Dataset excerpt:
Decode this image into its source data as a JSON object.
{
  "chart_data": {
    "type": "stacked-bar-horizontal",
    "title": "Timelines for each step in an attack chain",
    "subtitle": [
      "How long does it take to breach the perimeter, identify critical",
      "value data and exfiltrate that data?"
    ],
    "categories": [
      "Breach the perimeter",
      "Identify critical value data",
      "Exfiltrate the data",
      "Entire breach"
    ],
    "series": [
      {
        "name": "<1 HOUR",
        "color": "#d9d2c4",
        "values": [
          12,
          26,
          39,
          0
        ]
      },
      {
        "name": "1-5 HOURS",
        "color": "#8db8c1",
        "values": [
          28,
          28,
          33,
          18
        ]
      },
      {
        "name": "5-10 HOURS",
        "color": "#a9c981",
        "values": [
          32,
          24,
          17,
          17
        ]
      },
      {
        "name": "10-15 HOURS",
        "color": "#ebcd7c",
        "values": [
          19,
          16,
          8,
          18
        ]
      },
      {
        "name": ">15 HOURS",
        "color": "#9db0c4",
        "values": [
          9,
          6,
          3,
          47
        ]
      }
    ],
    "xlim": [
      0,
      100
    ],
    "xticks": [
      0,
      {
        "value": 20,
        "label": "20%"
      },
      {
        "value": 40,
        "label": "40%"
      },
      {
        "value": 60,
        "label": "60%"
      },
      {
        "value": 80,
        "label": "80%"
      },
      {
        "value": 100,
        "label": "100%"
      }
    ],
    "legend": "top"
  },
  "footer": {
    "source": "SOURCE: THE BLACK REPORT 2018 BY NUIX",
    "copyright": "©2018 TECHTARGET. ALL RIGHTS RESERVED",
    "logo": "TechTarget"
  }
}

* **Exercise aim**: Reproduce the material above, every line of it, exactly.

* **Solution for this exercise**:
Decode this image into its source data as a JSON object.
{
  "chart_data": {
    "type": "stacked-bar-horizontal",
    "title": "Timelines for each step in an attack chain",
    "subtitle": [
      "How long does it take to breach the perimeter, identify critical",
      "value data and exfiltrate that data?"
    ],
    "categories": [
      "Breach the perimeter",
      "Identify critical value data",
      "Exfiltrate the data",
      "Entire breach"
    ],
    "series": [
      {
        "name": "<1 HOUR",
        "color": "#d9d2c4",
        "values": [
          12,
          26,
          39,
          0
        ]
      },
      {
        "name": "1-5 HOURS",
        "color": "#8db8c1",
        "values": [
          28,
          28,
          33,
          18
        ]
      },
      {
        "name": "5-10 HOURS",
        "color": "#a9c981",
        "values": [
          32,
          24,
          17,
          17
        ]
      },
      {
        "name": "10-15 HOURS",
        "color": "#ebcd7c",
        "values": [
          19,
          16,
          8,
          18
        ]
      },
      {
        "name": ">15 HOURS",
        "color": "#9db0c4",
        "values": [
          9,
          6,
          3,
          47
        ]
      }
    ],
    "xlim": [
      0,
      100
    ],
    "xticks": [
      0,
      {
        "value": 20,
        "label": "20%"
      },
      {
        "value": 40,
        "label": "40%"
      },
      {
        "value": 60,
        "label": "60%"
      },
      {
        "value": 80,
        "label": "80%"
      },
      {
        "value": 100,
        "label": "100%"
      }
    ],
    "legend": "top"
  },
  "footer": {
    "source": "SOURCE: THE BLACK REPORT 2018 BY NUIX",
    "copyright": "©2018 TECHTARGET. ALL RIGHTS RESERVED",
    "logo": "TechTarget"
  }
}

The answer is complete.